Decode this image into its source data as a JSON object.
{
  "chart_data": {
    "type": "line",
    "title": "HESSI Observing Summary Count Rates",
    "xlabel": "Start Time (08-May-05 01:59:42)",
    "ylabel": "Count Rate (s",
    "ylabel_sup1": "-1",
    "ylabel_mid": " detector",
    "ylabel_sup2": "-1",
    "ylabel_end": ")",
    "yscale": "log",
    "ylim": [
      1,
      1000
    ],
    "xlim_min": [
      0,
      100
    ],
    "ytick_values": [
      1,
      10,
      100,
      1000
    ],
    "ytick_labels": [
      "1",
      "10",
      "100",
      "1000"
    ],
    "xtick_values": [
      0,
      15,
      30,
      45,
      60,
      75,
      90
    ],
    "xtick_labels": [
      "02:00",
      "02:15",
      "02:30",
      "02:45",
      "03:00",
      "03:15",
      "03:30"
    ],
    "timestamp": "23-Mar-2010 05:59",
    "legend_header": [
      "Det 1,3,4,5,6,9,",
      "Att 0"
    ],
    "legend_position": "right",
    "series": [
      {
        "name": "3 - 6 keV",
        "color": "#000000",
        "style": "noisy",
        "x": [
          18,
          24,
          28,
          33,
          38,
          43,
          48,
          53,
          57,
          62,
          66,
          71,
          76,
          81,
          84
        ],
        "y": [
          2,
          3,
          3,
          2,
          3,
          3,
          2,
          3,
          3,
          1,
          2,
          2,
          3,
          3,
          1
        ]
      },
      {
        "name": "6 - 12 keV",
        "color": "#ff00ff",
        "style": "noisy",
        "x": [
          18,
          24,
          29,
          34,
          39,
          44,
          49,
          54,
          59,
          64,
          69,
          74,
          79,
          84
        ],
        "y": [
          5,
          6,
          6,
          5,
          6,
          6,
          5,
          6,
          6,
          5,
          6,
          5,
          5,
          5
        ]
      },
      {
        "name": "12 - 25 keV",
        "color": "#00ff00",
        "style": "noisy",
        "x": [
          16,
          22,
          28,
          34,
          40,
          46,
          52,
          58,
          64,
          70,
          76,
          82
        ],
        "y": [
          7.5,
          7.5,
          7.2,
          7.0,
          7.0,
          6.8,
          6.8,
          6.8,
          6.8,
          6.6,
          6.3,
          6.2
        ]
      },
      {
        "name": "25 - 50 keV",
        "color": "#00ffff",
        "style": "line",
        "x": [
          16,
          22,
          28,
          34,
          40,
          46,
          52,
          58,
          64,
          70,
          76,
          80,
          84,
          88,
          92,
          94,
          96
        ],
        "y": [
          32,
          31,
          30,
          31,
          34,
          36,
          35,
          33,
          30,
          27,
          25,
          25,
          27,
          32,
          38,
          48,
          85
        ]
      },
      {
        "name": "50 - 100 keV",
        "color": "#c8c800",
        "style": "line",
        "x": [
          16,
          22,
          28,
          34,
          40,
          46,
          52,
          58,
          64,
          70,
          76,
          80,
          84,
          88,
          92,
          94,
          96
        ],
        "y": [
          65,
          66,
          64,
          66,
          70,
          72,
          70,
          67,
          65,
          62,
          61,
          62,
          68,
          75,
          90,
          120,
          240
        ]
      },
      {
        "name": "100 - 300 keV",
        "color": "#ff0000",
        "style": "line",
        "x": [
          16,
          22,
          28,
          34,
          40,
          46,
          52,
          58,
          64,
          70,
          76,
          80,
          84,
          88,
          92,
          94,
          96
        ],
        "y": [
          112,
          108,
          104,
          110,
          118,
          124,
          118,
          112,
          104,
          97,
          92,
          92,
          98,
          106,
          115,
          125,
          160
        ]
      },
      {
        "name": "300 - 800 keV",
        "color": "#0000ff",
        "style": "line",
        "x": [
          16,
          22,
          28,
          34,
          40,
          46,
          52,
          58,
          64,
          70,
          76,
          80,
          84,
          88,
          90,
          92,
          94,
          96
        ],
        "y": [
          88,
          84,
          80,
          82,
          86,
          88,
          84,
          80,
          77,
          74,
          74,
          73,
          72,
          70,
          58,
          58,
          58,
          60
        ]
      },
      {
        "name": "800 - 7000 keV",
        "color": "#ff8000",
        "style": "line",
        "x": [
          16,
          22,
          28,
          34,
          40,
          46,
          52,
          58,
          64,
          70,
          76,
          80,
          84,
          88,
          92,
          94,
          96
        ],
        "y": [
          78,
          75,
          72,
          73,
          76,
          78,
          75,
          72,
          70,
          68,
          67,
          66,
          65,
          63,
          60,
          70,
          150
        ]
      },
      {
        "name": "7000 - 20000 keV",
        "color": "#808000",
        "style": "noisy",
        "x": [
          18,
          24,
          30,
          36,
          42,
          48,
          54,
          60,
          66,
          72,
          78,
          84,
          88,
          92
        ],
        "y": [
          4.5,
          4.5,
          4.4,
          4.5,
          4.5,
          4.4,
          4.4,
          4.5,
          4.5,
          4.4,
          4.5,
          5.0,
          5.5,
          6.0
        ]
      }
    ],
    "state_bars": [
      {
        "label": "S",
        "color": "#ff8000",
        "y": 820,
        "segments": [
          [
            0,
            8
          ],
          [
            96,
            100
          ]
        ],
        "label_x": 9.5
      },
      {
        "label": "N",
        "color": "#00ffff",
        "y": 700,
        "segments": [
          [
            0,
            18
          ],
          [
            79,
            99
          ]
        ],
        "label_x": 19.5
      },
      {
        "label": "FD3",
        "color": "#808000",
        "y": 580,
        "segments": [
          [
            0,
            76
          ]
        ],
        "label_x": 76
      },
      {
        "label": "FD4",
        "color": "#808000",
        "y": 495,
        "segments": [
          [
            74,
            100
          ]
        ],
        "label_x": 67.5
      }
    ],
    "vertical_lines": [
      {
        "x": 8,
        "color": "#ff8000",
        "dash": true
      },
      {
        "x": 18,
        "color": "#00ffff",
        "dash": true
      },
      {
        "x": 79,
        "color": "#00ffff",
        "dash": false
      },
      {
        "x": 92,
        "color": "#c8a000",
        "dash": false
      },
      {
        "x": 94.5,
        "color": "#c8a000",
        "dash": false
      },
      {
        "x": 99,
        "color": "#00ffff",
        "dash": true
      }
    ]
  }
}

________________

*SHORT EXERCISE*.
Reproduce the material precisely, including every line.

*CORRECT ANSWER*.
Decode this image into its source data as a JSON object.
{
  "chart_data": {
    "type": "line",
    "title": "HESSI Observing Summary Count Rates",
    "xlabel": "Start Time (08-May-05 01:59:42)",
    "ylabel": "Count Rate (s",
    "ylabel_sup1": "-1",
    "ylabel_mid": " detector",
    "ylabel_sup2": "-1",
    "ylabel_end": ")",
    "yscale": "log",
    "ylim": [
      1,
      1000
    ],
    "xlim_min": [
      0,
      100
    ],
    "ytick_values": [
      1,
      10,
      100,
      1000
    ],
    "ytick_labels": [
      "1",
      "10",
      "100",
      "1000"
    ],
    "xtick_values": [
      0,
      15,
      30,
      45,
      60,
      75,
      90
    ],
    "xtick_labels": [
      "02:00",
      "02:15",
      "02:30",
      "02:45",
      "03:00",
      "03:15",
      "03:30"
    ],
    "timestamp": "23-Mar-2010 05:59",
    "legend_header": [
      "Det 1,3,4,5,6,9,",
      "Att 0"
    ],
    "legend_position": "right",
    "series": [
      {
        "name": "3 - 6 keV",
        "color": "#000000",
        "style": "noisy",
        "x": [
          18,
          24,
          28,
          33,
          38,
          43,
          48,
          53,
          57,
          62,
          66,
          71,
          76,
          81,
          84
        ],
        "y": [
          2,
          3,
          3,
          2,
          3,
          3,
          2,
          3,
          3,
          1,
          2,
          2,
          3,
          3,
          1
        ]
      },
      {
        "name": "6 - 12 keV",
        "color": "#ff00ff",
        "style": "noisy",
        "x": [
          18,
          24,
          29,
          34,
          39,
          44,
          49,
          54,
          59,
          64,
          69,
          74,
          79,
          84
        ],
        "y": [
          5,
          6,
          6,
          5,
          6,
          6,
          5,
          6,
          6,
          5,
          6,
          5,
          5,
          5
        ]
      },
      {
        "name": "12 - 25 keV",
        "color": "#00ff00",
        "style": "noisy",
        "x": [
          16,
          22,
          28,
          34,
          40,
          46,
          52,
          58,
          64,
          70,
          76,
          82
        ],
        "y": [
          7.5,
          7.5,
          7.2,
          7.0,
          7.0,
          6.8,
          6.8,
          6.8,
          6.8,
          6.6,
          6.3,
          6.2
        ]
      },
      {
        "name": "25 - 50 keV",
        "color": "#00ffff",
        "style": "line",
        "x": [
          16,
          22,
          28,
          34,
          40,
          46,
          52,
          58,
          64,
          70,
          76,
          80,
          84,
          88,
          92,
          94,
          96
        ],
        "y": [
          32,
          31,
          30,
          31,
          34,
          36,
          35,
          33,
          30,
          27,
          25,
          25,
          27,
          32,
          38,
          48,
          85
        ]
      },
      {
        "name": "50 - 100 keV",
        "color": "#c8c800",
        "style": "line",
        "x": [
          16,
          22,
          28,
          34,
          40,
          46,
          52,
          58,
          64,
          70,
          76,
          80,
          84,
          88,
          92,
          94,
          96
        ],
        "y": [
          65,
          66,
          64,
          66,
          70,
          72,
          70,
          67,
          65,
          62,
          61,
          62,
          68,
          75,
          90,
          120,
          240
        ]
      },
      {
        "name": "100 - 300 keV",
        "color": "#ff0000",
        "style": "line",
        "x": [
          16,
          22,
          28,
          34,
          40,
          46,
          52,
          58,
          64,
          70,
          76,
          80,
          84,
          88,
          92,
          94,
          96
        ],
        "y": [
          112,
          108,
          104,
          110,
          118,
          124,
          118,
          112,
          104,
          97,
          92,
          92,
          98,
          106,
          115,
          125,
          160
        ]
      },
      {
        "name": "300 - 800 keV",
        "color": "#0000ff",
        "style": "line",
        "x": [
          16,
          22,
          28,
          34,
          40,
          46,
          52,
          58,
          64,
          70,
          76,
          80,
          84,
          88,
          90,
          92,
          94,
          96
        ],
        "y": [
          88,
          84,
          80,
          82,
          86,
          88,
          84,
          80,
          77,
          74,
          74,
          73,
          72,
          70,
          58,
          58,
          58,
          60
        ]
      },
      {
        "name": "800 - 7000 keV",
        "color": "#ff8000",
        "style": "line",
        "x": [
          16,
          22,
          28,
          34,
          40,
          46,
          52,
          58,
          64,
          70,
          76,
          80,
          84,
          88,
          92,
          94,
          96
        ],
        "y": [
          78,
          75,
          72,
          73,
          76,
          78,
          75,
          72,
          70,
          68,
          67,
          66,
          65,
          63,
          60,
          70,
          150
        ]
      },
      {
        "name": "7000 - 20000 keV",
        "color": "#808000",
        "style": "noisy",
        "x": [
          18,
          24,
          30,
          36,
          42,
          48,
          54,
          60,
          66,
          72,
          78,
          84,
          88,
          92
        ],
        "y": [
          4.5,
          4.5,
          4.4,
          4.5,
          4.5,
          4.4,
          4.4,
          4.5,
          4.5,
          4.4,
          4.5,
          5.0,
          5.5,
          6.0
        ]
      }
    ],
    "state_bars": [
      {
        "label": "S",
        "color": "#ff8000",
        "y": 820,
        "segments": [
          [
            0,
            8
          ],
          [
            96,
            100
          ]
        ],
        "label_x": 9.5
      },
      {
        "label": "N",
        "color": "#00ffff",
        "y": 700,
        "segments": [
          [
            0,
            18
          ],
          [
            79,
            99
          ]
        ],
        "label_x": 19.5
      },
      {
        "label": "FD3",
        "color": "#808000",
        "y": 580,
        "segments": [
          [
            0,
            76
          ]
        ],
        "label_x": 76
      },
      {
        "label": "FD4",
        "color": "#808000",
        "y": 495,
        "segments": [
          [
            74,
            100
          ]
        ],
        "label_x": 67.5
      }
    ],
    "vertical_lines": [
      {
        "x": 8,
        "color": "#ff8000",
        "dash": true
      },
      {
        "x": 18,
        "color": "#00ffff",
        "dash": true
      },
      {
        "x": 79,
        "color": "#00ffff",
        "dash": false
      },
      {
        "x": 92,
        "color": "#c8a000",
        "dash": false
      },
      {
        "x": 94.5,
        "color": "#c8a000",
        "dash": false
      },
      {
        "x": 99,
        "color": "#00ffff",
        "dash": true
      }
    ]
  }
}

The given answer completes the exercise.